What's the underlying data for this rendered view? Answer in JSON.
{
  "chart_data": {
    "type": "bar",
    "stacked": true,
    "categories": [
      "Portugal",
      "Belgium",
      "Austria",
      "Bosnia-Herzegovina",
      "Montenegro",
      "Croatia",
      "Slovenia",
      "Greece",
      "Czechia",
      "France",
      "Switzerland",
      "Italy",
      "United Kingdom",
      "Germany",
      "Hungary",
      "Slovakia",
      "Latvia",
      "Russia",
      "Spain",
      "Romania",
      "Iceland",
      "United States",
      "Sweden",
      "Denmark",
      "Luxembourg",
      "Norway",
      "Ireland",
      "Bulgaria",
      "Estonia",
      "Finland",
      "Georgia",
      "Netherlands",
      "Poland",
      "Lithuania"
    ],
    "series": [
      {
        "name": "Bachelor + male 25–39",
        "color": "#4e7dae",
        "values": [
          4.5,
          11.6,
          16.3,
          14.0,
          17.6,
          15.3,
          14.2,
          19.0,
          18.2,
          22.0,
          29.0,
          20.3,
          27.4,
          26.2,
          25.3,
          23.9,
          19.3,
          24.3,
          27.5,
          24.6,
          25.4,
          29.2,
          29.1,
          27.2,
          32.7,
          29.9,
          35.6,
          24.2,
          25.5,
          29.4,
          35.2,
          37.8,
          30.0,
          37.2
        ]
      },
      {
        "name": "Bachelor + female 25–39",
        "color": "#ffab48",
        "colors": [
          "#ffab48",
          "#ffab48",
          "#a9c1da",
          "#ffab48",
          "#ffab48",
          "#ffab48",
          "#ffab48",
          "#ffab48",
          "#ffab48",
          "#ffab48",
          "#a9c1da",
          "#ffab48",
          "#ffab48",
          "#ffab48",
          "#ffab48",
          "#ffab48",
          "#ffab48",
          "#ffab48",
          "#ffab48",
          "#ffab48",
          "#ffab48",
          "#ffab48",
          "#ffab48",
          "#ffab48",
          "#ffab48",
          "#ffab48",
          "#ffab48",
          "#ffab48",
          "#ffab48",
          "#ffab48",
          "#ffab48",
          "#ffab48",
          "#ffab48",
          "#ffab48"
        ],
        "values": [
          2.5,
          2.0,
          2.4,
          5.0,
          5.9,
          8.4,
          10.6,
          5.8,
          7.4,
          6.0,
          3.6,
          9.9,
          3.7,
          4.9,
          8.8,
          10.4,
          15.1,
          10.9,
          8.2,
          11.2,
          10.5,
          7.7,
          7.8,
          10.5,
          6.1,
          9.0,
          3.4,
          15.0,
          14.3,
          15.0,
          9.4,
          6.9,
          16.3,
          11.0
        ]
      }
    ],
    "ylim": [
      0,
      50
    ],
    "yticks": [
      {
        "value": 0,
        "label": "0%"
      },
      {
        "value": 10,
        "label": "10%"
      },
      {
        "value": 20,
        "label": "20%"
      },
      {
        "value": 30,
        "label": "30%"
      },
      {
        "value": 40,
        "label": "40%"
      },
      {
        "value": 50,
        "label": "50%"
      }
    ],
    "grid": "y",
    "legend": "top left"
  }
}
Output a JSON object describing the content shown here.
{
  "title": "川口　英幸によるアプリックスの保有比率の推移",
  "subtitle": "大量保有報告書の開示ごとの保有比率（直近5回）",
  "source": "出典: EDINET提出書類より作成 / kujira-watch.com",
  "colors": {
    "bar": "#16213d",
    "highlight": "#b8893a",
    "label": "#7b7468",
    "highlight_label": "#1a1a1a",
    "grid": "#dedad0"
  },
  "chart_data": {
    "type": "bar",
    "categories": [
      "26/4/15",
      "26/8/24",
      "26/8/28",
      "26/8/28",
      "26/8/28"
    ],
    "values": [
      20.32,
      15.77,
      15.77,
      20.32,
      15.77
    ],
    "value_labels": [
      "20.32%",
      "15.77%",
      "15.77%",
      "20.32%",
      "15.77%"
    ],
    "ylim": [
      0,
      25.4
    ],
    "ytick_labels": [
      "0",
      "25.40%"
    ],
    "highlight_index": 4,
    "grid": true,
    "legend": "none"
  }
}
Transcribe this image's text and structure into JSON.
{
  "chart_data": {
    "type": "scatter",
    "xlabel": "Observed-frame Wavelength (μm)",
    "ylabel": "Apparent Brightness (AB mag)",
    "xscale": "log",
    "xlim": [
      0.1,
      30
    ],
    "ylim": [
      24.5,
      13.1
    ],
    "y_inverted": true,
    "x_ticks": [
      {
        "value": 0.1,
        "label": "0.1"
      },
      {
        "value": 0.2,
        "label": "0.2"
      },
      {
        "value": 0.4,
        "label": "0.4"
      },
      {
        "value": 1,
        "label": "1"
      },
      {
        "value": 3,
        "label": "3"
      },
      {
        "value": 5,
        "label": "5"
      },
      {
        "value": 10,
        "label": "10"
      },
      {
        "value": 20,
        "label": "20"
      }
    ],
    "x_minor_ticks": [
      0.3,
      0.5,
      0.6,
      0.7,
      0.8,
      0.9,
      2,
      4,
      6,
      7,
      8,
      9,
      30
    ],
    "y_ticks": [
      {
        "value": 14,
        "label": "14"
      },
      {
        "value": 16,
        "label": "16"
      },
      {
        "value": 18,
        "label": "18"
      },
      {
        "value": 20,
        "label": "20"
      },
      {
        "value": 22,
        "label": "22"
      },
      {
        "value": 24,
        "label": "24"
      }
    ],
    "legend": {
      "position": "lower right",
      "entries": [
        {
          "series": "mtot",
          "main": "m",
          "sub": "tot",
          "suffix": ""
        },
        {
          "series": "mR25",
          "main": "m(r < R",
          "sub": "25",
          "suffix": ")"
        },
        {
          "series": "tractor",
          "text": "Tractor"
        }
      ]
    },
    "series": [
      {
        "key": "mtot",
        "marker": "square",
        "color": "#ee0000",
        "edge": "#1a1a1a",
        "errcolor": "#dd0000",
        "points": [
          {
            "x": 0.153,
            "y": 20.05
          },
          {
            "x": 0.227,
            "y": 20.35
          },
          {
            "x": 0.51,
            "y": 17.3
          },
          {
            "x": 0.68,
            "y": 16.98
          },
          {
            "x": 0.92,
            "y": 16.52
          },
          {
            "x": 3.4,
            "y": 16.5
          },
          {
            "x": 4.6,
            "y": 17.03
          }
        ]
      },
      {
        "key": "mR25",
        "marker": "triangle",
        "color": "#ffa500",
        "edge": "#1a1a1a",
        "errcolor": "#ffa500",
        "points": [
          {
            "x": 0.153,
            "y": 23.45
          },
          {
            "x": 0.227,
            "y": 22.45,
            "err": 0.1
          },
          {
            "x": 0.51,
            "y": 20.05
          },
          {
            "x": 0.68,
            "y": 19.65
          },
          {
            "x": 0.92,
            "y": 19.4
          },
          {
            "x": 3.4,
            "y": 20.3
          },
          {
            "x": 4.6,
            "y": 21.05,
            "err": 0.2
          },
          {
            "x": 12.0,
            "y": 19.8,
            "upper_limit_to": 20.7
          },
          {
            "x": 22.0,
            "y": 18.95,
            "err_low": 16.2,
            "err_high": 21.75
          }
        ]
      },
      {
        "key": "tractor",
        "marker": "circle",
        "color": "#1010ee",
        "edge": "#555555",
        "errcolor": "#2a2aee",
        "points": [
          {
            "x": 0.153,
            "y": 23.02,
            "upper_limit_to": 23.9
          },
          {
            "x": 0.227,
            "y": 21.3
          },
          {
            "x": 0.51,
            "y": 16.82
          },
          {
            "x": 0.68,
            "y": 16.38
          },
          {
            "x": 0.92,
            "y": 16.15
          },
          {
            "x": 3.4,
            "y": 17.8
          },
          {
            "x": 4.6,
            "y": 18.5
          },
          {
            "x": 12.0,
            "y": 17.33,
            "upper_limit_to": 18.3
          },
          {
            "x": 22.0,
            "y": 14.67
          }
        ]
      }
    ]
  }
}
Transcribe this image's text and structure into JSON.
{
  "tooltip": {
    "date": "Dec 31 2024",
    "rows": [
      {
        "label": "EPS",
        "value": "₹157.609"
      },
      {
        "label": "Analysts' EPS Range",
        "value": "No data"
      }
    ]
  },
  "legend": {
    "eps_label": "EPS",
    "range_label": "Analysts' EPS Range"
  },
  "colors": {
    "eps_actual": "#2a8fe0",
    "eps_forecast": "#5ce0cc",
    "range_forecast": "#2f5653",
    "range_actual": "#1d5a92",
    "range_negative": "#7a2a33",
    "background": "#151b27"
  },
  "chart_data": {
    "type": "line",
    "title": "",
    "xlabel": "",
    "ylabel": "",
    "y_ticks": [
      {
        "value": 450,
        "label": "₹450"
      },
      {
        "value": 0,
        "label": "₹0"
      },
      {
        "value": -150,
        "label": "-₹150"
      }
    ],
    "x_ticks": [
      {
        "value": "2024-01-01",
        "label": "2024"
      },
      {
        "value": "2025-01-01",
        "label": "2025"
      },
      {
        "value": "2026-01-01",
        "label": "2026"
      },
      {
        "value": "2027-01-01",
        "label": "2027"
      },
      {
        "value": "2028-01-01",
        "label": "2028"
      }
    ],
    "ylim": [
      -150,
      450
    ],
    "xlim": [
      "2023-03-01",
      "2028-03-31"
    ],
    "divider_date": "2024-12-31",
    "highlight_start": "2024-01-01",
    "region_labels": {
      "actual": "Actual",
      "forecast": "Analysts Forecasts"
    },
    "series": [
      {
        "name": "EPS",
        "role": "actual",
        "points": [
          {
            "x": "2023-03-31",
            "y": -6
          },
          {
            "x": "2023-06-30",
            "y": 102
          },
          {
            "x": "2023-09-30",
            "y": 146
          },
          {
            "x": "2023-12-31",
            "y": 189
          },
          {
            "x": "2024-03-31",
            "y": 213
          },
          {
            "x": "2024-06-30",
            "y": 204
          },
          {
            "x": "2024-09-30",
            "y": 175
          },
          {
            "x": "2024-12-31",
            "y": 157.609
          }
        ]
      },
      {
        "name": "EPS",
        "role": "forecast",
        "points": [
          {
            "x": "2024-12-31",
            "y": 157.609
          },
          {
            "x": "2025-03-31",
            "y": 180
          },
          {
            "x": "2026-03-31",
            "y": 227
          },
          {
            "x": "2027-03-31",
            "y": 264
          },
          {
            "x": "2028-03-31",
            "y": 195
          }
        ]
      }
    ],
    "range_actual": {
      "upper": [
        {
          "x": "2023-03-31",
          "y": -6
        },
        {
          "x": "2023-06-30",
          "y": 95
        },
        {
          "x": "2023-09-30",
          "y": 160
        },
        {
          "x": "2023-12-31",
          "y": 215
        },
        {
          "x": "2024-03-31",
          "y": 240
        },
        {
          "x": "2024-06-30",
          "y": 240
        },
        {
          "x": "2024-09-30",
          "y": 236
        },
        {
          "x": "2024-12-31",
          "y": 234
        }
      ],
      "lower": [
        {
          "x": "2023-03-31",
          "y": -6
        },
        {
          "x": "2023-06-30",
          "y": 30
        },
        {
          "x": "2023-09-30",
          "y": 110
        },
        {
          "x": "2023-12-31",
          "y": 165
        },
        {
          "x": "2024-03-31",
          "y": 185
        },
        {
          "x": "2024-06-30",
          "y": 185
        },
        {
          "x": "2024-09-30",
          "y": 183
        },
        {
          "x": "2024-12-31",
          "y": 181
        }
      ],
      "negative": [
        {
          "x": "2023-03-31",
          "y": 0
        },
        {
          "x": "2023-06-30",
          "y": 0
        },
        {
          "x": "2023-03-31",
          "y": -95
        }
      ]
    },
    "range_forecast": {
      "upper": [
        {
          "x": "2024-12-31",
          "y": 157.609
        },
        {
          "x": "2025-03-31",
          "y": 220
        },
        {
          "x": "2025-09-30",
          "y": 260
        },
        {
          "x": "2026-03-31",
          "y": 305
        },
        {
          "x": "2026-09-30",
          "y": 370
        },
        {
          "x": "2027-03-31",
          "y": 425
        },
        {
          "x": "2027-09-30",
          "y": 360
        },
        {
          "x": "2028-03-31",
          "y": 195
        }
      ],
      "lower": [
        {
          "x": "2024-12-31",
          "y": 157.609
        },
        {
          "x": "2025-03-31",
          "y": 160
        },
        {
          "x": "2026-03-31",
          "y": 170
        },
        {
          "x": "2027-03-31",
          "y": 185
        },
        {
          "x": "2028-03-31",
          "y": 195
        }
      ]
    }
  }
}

◇ ◇ ◇ ◇

## DIRECTION:
List every line above that contains the word "marker".

## COMPLETE ANSWER:
        "marker": "square",
        "marker": "triangle",
        "marker": "circle",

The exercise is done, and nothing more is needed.